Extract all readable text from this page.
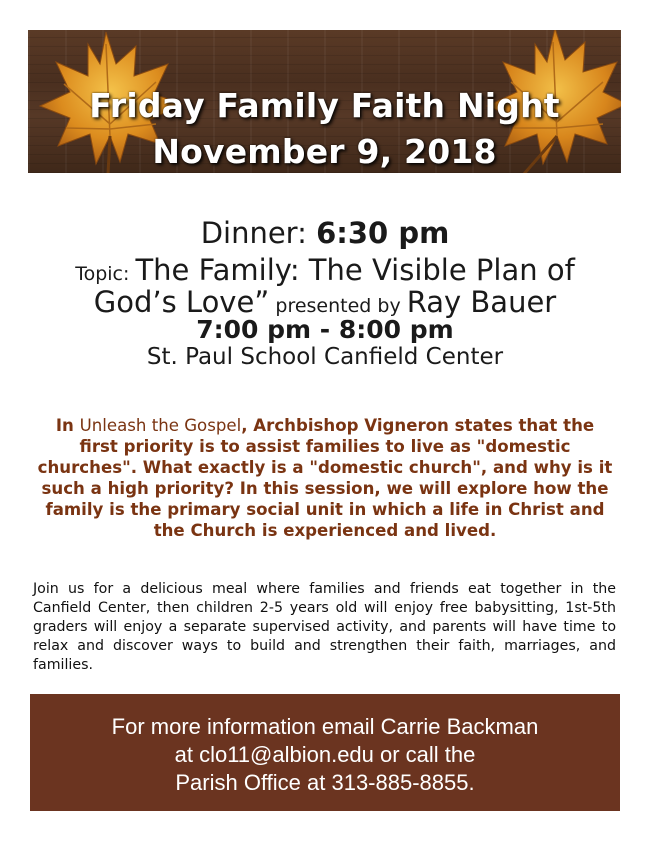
Friday Family Faith Night
November 9, 2018
Dinner: 6:30 pm
Topic: The Family: The Visible Plan of
God’s Love” presented by Ray Bauer
7:00 pm - 8:00 pm
St. Paul School Canfield Center
In Unleash the Gospel, Archbishop Vigneron states that the first priority is to assist families to live as "domestic churches". What exactly is a "domestic church", and why is it such a high priority? In this session, we will explore how the family is the primary social unit in which a life in Christ and the Church is experienced and lived.
Join us for a delicious meal where families and friends eat together in the Canfield Center, then children 2-5 years old will enjoy free babysitting, 1st-5th graders will enjoy a separate supervised activity, and parents will have time to relax and discover ways to build and strengthen their faith, marriages, and families.
For more information email Carrie Backman
at clo11@albion.edu or call the
Parish Office at 313-885-8855.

+ + +

Transcribe the material exactly, and leave out whatever pictures it holds.

Extract all readable text from this page.
Friday Family Faith Night
November 9, 2018
Dinner: 6:30 pm
Topic: The Family: The Visible Plan of
God’s Love” presented by Ray Bauer
7:00 pm - 8:00 pm
St. Paul School Canfield Center
In Unleash the Gospel, Archbishop Vigneron states that the first priority is to assist families to live as "domestic churches". What exactly is a "domestic church", and why is it such a high priority? In this session, we will explore how the family is the primary social unit in which a life in Christ and the Church is experienced and lived.
Join us for a delicious meal where families and friends eat together in the Canfield Center, then children 2-5 years old will enjoy free babysitting, 1st-5th graders will enjoy a separate supervised activity, and parents will have time to relax and discover ways to build and strengthen their faith, marriages, and families.
For more information email Carrie Backman
at clo11@albion.edu or call the
Parish Office at 313-885-8855.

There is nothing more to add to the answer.